(Figure contents as structured data)
::::::

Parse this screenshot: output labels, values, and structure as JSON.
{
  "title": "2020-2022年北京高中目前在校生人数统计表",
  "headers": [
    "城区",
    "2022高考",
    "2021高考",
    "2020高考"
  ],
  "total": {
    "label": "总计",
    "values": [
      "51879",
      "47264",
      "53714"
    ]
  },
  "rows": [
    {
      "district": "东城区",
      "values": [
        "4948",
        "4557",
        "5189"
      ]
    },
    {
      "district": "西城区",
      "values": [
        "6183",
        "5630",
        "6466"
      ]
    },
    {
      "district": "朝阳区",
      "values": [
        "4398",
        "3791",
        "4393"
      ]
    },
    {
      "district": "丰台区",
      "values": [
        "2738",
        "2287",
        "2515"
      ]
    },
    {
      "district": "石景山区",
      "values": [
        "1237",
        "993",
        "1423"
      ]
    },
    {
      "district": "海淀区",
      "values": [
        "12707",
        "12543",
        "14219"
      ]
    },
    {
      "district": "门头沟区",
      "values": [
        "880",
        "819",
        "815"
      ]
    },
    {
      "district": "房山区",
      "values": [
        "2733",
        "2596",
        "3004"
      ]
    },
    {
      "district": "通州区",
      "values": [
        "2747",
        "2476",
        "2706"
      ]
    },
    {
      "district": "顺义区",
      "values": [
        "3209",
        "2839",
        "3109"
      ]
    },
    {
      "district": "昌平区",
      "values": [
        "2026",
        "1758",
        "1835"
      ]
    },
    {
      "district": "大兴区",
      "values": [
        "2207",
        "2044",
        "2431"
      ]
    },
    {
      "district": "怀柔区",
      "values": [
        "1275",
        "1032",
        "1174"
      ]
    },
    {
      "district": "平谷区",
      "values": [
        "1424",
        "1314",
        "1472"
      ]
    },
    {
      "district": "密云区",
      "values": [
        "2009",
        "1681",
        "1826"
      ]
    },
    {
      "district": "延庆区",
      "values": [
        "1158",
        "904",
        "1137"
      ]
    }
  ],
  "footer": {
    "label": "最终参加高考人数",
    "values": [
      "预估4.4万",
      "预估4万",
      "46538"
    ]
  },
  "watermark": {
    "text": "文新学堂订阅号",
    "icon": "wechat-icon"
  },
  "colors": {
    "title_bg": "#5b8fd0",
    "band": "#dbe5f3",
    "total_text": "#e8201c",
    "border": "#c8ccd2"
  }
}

::::::

YOUR TASK: Write out every record shown above, word for word.

WRITTEN SOLUTION:
Parse this screenshot: output labels, values, and structure as JSON.
{
  "title": "2020-2022年北京高中目前在校生人数统计表",
  "headers": [
    "城区",
    "2022高考",
    "2021高考",
    "2020高考"
  ],
  "total": {
    "label": "总计",
    "values": [
      "51879",
      "47264",
      "53714"
    ]
  },
  "rows": [
    {
      "district": "东城区",
      "values": [
        "4948",
        "4557",
        "5189"
      ]
    },
    {
      "district": "西城区",
      "values": [
        "6183",
        "5630",
        "6466"
      ]
    },
    {
      "district": "朝阳区",
      "values": [
        "4398",
        "3791",
        "4393"
      ]
    },
    {
      "district": "丰台区",
      "values": [
        "2738",
        "2287",
        "2515"
      ]
    },
    {
      "district": "石景山区",
      "values": [
        "1237",
        "993",
        "1423"
      ]
    },
    {
      "district": "海淀区",
      "values": [
        "12707",
        "12543",
        "14219"
      ]
    },
    {
      "district": "门头沟区",
      "values": [
        "880",
        "819",
        "815"
      ]
    },
    {
      "district": "房山区",
      "values": [
        "2733",
        "2596",
        "3004"
      ]
    },
    {
      "district": "通州区",
      "values": [
        "2747",
        "2476",
        "2706"
      ]
    },
    {
      "district": "顺义区",
      "values": [
        "3209",
        "2839",
        "3109"
      ]
    },
    {
      "district": "昌平区",
      "values": [
        "2026",
        "1758",
        "1835"
      ]
    },
    {
      "district": "大兴区",
      "values": [
        "2207",
        "2044",
        "2431"
      ]
    },
    {
      "district": "怀柔区",
      "values": [
        "1275",
        "1032",
        "1174"
      ]
    },
    {
      "district": "平谷区",
      "values": [
        "1424",
        "1314",
        "1472"
      ]
    },
    {
      "district": "密云区",
      "values": [
        "2009",
        "1681",
        "1826"
      ]
    },
    {
      "district": "延庆区",
      "values": [
        "1158",
        "904",
        "1137"
      ]
    }
  ],
  "footer": {
    "label": "最终参加高考人数",
    "values": [
      "预估4.4万",
      "预估4万",
      "46538"
    ]
  },
  "watermark": {
    "text": "文新学堂订阅号",
    "icon": "wechat-icon"
  },
  "colors": {
    "title_bg": "#5b8fd0",
    "band": "#dbe5f3",
    "total_text": "#e8201c",
    "border": "#c8ccd2"
  }
}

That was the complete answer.